_Record extracts:_
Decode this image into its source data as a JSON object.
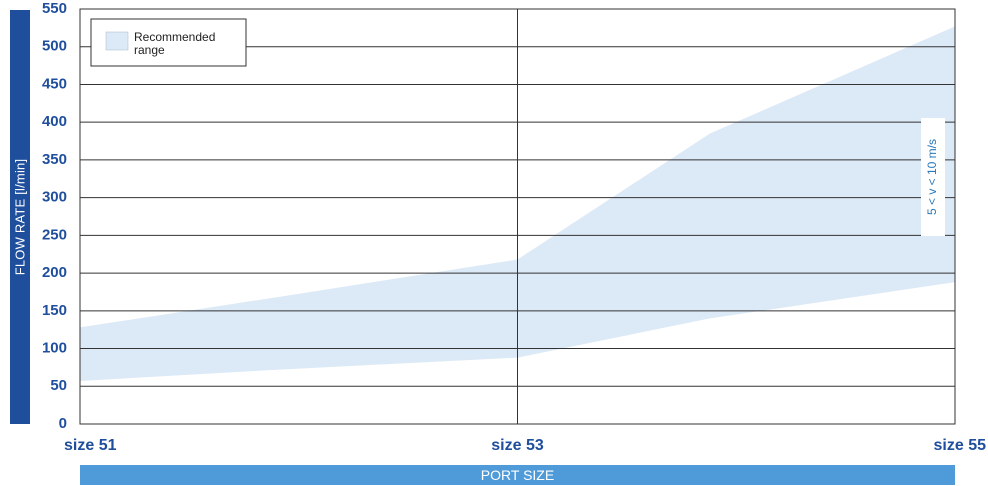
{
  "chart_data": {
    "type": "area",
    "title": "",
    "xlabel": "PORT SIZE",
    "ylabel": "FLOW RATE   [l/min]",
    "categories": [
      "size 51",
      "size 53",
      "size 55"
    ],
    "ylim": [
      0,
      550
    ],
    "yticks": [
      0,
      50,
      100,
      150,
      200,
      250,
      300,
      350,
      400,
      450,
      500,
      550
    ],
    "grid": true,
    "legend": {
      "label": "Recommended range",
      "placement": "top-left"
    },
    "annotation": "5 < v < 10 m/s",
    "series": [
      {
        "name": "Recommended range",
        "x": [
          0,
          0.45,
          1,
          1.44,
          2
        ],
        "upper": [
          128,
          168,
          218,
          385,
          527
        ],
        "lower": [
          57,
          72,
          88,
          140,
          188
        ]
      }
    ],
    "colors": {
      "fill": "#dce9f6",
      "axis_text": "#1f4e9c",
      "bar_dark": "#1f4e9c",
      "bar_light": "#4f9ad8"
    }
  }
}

_Stated problem:_ Repeat all of the data above word for word, minus the pictures.

_Solution to this task:_
Decode this image into its source data as a JSON object.
{
  "chart_data": {
    "type": "area",
    "title": "",
    "xlabel": "PORT SIZE",
    "ylabel": "FLOW RATE   [l/min]",
    "categories": [
      "size 51",
      "size 53",
      "size 55"
    ],
    "ylim": [
      0,
      550
    ],
    "yticks": [
      0,
      50,
      100,
      150,
      200,
      250,
      300,
      350,
      400,
      450,
      500,
      550
    ],
    "grid": true,
    "legend": {
      "label": "Recommended range",
      "placement": "top-left"
    },
    "annotation": "5 < v < 10 m/s",
    "series": [
      {
        "name": "Recommended range",
        "x": [
          0,
          0.45,
          1,
          1.44,
          2
        ],
        "upper": [
          128,
          168,
          218,
          385,
          527
        ],
        "lower": [
          57,
          72,
          88,
          140,
          188
        ]
      }
    ],
    "colors": {
      "fill": "#dce9f6",
      "axis_text": "#1f4e9c",
      "bar_dark": "#1f4e9c",
      "bar_light": "#4f9ad8"
    }
  }
}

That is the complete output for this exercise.